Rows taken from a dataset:
*-*-*

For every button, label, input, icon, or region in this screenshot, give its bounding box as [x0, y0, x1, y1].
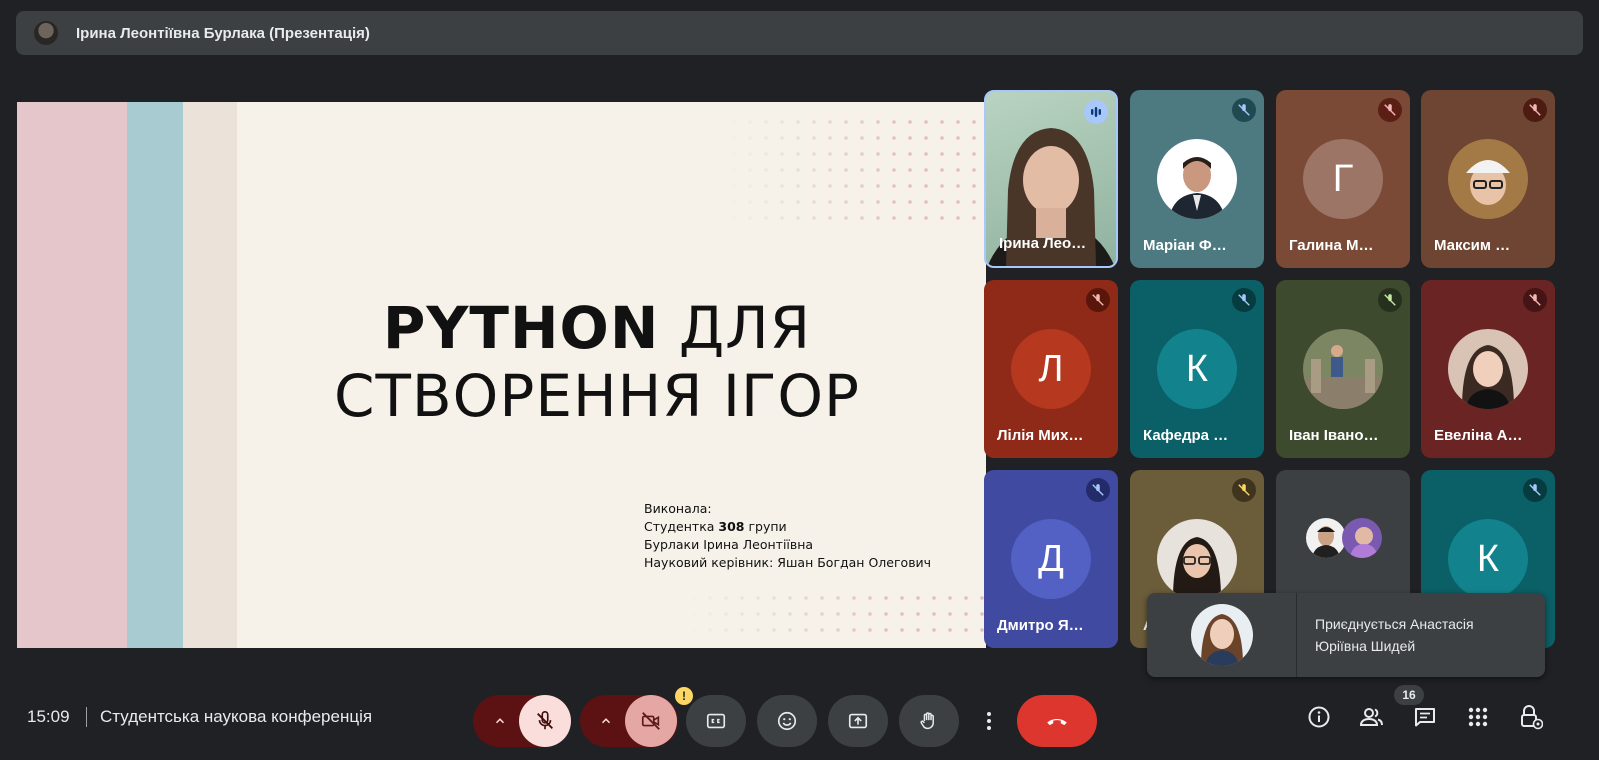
participant-name: Максим … [1434, 237, 1511, 254]
mic-off-icon [1232, 478, 1256, 502]
presenter-avatar [34, 21, 58, 45]
participant-name: Кафедра … [1143, 427, 1229, 444]
end-call-icon [1047, 718, 1067, 726]
participant-tile[interactable]: Д Дмитро Я… [984, 470, 1118, 648]
slide-stripe-pink [17, 102, 127, 648]
mic-toggle-button[interactable] [519, 695, 571, 747]
raise-hand-icon [920, 712, 934, 730]
participant-name: Евеліна А… [1434, 427, 1523, 444]
presentation-slide: PYTHON ДЛЯ СТВОРЕННЯ ІГОР Виконала: Студ… [17, 102, 986, 648]
people-icon [1359, 708, 1383, 726]
divider [86, 707, 87, 727]
participant-name: Лілія Мих… [997, 427, 1084, 444]
audio-options-button[interactable] [476, 695, 524, 747]
meeting-details-button[interactable] [1301, 699, 1337, 735]
presentation-header: Ірина Леонтіївна Бурлака (Презентація) [16, 11, 1583, 55]
slide-stripe-beige [183, 102, 237, 648]
mic-off-icon [1378, 288, 1402, 312]
chat-icon [1415, 708, 1435, 727]
present-icon [848, 713, 868, 729]
join-notification-text: Приєднується Анастасія Юріївна Шидей [1315, 616, 1474, 654]
chevron-up-icon [601, 718, 611, 724]
participant-avatar [1157, 139, 1237, 219]
camera-toggle-button[interactable] [625, 695, 677, 747]
raise-hand-button[interactable] [899, 695, 959, 747]
participant-group-avatars [1306, 518, 1386, 562]
camera-warning-badge: ! [675, 687, 693, 705]
participant-avatar [1303, 329, 1383, 409]
current-time: 15:09 [27, 707, 70, 726]
participant-tile[interactable]: К Кафедра … [1130, 280, 1264, 458]
meeting-name: Студентська наукова конференція [100, 707, 373, 726]
mic-off-icon [1086, 288, 1110, 312]
mic-off-icon [537, 711, 553, 730]
mic-off-icon [1523, 288, 1547, 312]
mic-off-icon [1378, 98, 1402, 122]
participant-initial: Л [1011, 329, 1091, 409]
participant-name: Дмитро Я… [997, 617, 1084, 634]
participant-initial: К [1157, 329, 1237, 409]
participant-initial: Г [1303, 139, 1383, 219]
host-controls-icon [1521, 705, 1543, 730]
participant-tile[interactable]: Г Галина М… [1276, 90, 1410, 268]
activities-button[interactable] [1460, 699, 1496, 735]
participant-tile[interactable]: Іван Івано… [1276, 280, 1410, 458]
participant-avatar [1448, 139, 1528, 219]
mic-off-icon [1086, 478, 1110, 502]
people-button[interactable] [1354, 699, 1390, 735]
present-now-button[interactable] [828, 695, 888, 747]
participant-tile[interactable]: Маріан Ф… [1130, 90, 1264, 268]
speaking-icon [1084, 100, 1108, 124]
participant-tile[interactable]: Максим … [1421, 90, 1555, 268]
slide-title: PYTHON ДЛЯ СТВОРЕННЯ ІГОР [333, 294, 861, 430]
call-controls-bar: 15:09 Студентська наукова конференція ! … [0, 683, 1599, 753]
mic-off-icon [1523, 98, 1547, 122]
presentation-title: Ірина Леонтіївна Бурлака (Презентація) [76, 24, 370, 42]
join-notification: Приєднується Анастасія Юріївна Шидей [1147, 593, 1545, 677]
mic-off-icon [1232, 98, 1256, 122]
leave-call-button[interactable] [1017, 695, 1097, 747]
more-options-button[interactable] [974, 695, 1004, 747]
participant-name: Маріан Ф… [1143, 237, 1227, 254]
participant-tile[interactable]: Евеліна А… [1421, 280, 1555, 458]
camera-off-icon [641, 712, 660, 730]
slide-stripe-blue [127, 102, 183, 648]
info-icon [1308, 706, 1330, 728]
joining-participant-avatar [1147, 593, 1297, 677]
captions-icon [706, 713, 726, 729]
slide-author-info: Виконала: Студентка 308 групи Бурлаки Ір… [644, 501, 932, 570]
participant-tile[interactable]: Ірина Лео… [984, 90, 1118, 268]
captions-button[interactable] [686, 695, 746, 747]
slide-dot-pattern-top [726, 114, 986, 224]
slide-dot-pattern-bottom [686, 590, 986, 638]
reactions-button[interactable] [757, 695, 817, 747]
participant-name: Ірина Лео… [999, 235, 1087, 252]
video-options-button[interactable] [582, 695, 630, 747]
participant-name: Галина М… [1289, 237, 1374, 254]
participant-tile[interactable]: Л Лілія Мих… [984, 280, 1118, 458]
more-vert-icon [987, 712, 991, 730]
participant-name: Іван Івано… [1289, 427, 1379, 444]
mic-off-icon [1523, 478, 1547, 502]
participant-avatar [1157, 519, 1237, 599]
chevron-up-icon [495, 718, 505, 724]
host-controls-button[interactable] [1513, 699, 1549, 735]
participant-initial: Д [1011, 519, 1091, 599]
participant-initial: К [1448, 519, 1528, 599]
participant-avatar [1448, 329, 1528, 409]
mic-off-icon [1232, 288, 1256, 312]
apps-icon [1468, 707, 1488, 727]
emoji-icon [777, 711, 797, 731]
chat-button[interactable] [1407, 699, 1443, 735]
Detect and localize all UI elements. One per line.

*-*-*

AIM OF THE EXERCISE. In the items above, locate each line containing the string "Дмитро". Copy every such line.

FINISHED EXERCISE.
participant-tile[interactable]: Д Дмитро Я… [984, 470, 1118, 648]
participant-name: Дмитро Я… [997, 617, 1084, 634]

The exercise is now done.